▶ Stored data
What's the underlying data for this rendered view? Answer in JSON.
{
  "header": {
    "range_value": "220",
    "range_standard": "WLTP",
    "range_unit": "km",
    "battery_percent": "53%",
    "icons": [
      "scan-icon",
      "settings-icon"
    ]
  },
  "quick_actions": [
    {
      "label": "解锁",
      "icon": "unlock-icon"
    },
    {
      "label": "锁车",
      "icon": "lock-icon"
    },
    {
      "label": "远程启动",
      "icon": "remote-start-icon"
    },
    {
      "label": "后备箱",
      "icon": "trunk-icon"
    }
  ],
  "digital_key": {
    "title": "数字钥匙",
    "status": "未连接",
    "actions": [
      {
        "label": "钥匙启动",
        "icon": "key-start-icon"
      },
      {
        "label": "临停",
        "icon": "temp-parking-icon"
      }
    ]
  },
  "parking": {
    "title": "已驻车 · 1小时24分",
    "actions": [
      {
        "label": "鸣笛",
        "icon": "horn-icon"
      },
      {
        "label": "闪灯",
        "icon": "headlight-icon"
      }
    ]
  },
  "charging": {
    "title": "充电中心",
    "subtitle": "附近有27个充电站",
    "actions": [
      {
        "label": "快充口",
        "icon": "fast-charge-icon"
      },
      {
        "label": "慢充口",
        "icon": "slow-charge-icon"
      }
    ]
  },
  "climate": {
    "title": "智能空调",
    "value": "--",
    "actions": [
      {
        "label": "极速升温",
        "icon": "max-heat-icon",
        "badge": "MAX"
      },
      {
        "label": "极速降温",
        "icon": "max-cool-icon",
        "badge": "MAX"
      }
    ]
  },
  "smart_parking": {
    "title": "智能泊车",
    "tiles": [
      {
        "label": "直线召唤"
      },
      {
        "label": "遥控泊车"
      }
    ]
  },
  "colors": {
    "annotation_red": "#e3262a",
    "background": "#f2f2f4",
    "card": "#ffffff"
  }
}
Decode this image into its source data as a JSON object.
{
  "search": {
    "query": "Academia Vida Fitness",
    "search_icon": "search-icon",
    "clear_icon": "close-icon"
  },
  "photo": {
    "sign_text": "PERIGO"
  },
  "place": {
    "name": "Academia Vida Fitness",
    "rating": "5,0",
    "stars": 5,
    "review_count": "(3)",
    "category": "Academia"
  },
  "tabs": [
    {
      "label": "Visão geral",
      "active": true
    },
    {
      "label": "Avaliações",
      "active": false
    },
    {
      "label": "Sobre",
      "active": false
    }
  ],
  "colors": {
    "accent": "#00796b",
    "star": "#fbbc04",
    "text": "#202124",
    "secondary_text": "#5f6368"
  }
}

▶ Task prompt
Write out every line of the records exactly.

▶ Output
What's the underlying data for this rendered view? Answer in JSON.
{
  "header": {
    "range_value": "220",
    "range_standard": "WLTP",
    "range_unit": "km",
    "battery_percent": "53%",
    "icons": [
      "scan-icon",
      "settings-icon"
    ]
  },
  "quick_actions": [
    {
      "label": "解锁",
      "icon": "unlock-icon"
    },
    {
      "label": "锁车",
      "icon": "lock-icon"
    },
    {
      "label": "远程启动",
      "icon": "remote-start-icon"
    },
    {
      "label": "后备箱",
      "icon": "trunk-icon"
    }
  ],
  "digital_key": {
    "title": "数字钥匙",
    "status": "未连接",
    "actions": [
      {
        "label": "钥匙启动",
        "icon": "key-start-icon"
      },
      {
        "label": "临停",
        "icon": "temp-parking-icon"
      }
    ]
  },
  "parking": {
    "title": "已驻车 · 1小时24分",
    "actions": [
      {
        "label": "鸣笛",
        "icon": "horn-icon"
      },
      {
        "label": "闪灯",
        "icon": "headlight-icon"
      }
    ]
  },
  "charging": {
    "title": "充电中心",
    "subtitle": "附近有27个充电站",
    "actions": [
      {
        "label": "快充口",
        "icon": "fast-charge-icon"
      },
      {
        "label": "慢充口",
        "icon": "slow-charge-icon"
      }
    ]
  },
  "climate": {
    "title": "智能空调",
    "value": "--",
    "actions": [
      {
        "label": "极速升温",
        "icon": "max-heat-icon",
        "badge": "MAX"
      },
      {
        "label": "极速降温",
        "icon": "max-cool-icon",
        "badge": "MAX"
      }
    ]
  },
  "smart_parking": {
    "title": "智能泊车",
    "tiles": [
      {
        "label": "直线召唤"
      },
      {
        "label": "遥控泊车"
      }
    ]
  },
  "colors": {
    "annotation_red": "#e3262a",
    "background": "#f2f2f4",
    "card": "#ffffff"
  }
}
Decode this image into its source data as a JSON object.
{
  "search": {
    "query": "Academia Vida Fitness",
    "search_icon": "search-icon",
    "clear_icon": "close-icon"
  },
  "photo": {
    "sign_text": "PERIGO"
  },
  "place": {
    "name": "Academia Vida Fitness",
    "rating": "5,0",
    "stars": 5,
    "review_count": "(3)",
    "category": "Academia"
  },
  "tabs": [
    {
      "label": "Visão geral",
      "active": true
    },
    {
      "label": "Avaliações",
      "active": false
    },
    {
      "label": "Sobre",
      "active": false
    }
  ],
  "colors": {
    "accent": "#00796b",
    "star": "#fbbc04",
    "text": "#202124",
    "secondary_text": "#5f6368"
  }
}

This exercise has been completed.